Records provided:
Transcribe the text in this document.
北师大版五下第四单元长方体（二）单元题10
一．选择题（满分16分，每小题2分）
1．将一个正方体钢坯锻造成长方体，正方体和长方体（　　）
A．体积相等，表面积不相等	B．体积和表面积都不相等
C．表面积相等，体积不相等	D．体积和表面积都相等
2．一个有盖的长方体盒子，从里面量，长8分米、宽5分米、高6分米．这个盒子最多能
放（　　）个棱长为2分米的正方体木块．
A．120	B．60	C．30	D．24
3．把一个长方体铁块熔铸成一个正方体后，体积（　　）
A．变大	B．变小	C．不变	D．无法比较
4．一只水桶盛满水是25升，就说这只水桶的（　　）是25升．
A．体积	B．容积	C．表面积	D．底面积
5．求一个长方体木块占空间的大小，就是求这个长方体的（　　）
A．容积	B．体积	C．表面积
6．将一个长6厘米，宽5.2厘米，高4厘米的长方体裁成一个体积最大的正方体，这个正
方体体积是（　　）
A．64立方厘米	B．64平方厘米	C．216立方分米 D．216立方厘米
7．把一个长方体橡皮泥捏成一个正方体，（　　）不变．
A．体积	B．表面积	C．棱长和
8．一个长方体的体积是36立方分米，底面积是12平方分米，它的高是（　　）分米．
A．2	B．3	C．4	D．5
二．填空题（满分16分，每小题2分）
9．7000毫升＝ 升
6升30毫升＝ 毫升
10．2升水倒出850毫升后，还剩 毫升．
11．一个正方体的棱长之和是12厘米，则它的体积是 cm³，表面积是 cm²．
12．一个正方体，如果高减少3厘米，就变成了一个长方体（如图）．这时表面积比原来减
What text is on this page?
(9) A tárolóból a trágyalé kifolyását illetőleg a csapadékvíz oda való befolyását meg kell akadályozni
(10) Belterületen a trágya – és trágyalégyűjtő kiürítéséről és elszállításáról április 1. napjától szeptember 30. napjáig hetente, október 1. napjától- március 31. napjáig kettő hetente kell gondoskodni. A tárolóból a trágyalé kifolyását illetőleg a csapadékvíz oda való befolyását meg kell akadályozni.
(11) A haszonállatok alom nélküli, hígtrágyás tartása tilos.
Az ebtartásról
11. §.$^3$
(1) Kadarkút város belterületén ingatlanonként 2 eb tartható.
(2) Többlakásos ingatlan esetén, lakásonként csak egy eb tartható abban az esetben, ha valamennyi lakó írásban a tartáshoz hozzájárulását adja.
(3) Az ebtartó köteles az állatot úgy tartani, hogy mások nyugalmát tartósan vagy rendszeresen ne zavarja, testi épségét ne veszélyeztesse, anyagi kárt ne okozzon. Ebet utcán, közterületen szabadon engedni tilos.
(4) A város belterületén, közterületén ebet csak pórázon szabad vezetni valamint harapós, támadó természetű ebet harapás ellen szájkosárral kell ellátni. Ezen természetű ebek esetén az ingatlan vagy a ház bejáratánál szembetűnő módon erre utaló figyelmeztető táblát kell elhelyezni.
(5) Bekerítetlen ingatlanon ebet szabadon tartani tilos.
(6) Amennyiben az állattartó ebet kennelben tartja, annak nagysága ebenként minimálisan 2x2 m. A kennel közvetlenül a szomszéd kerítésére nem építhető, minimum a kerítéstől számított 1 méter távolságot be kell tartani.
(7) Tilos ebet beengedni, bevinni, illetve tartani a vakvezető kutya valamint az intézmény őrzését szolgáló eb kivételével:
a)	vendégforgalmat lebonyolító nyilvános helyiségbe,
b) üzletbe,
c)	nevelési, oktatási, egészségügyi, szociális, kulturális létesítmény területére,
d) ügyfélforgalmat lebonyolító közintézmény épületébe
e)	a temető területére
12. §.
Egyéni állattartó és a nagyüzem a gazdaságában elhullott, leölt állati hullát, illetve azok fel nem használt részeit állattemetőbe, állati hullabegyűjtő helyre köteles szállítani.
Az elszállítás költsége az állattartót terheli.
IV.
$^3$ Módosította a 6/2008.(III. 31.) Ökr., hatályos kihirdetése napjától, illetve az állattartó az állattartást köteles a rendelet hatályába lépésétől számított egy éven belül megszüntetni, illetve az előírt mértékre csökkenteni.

What to do: Extract each line from the listing that holds the word "szabadon".

Problem solution:
(3) Az ebtartó köteles az állatot úgy tartani, hogy mások nyugalmát tartósan vagy rendszeresen ne zavarja, testi épségét ne veszélyeztesse, anyagi kárt ne okozzon. Ebet utcán, közterületen szabadon engedni tilos.
(5) Bekerítetlen ingatlanon ebet szabadon tartani tilos.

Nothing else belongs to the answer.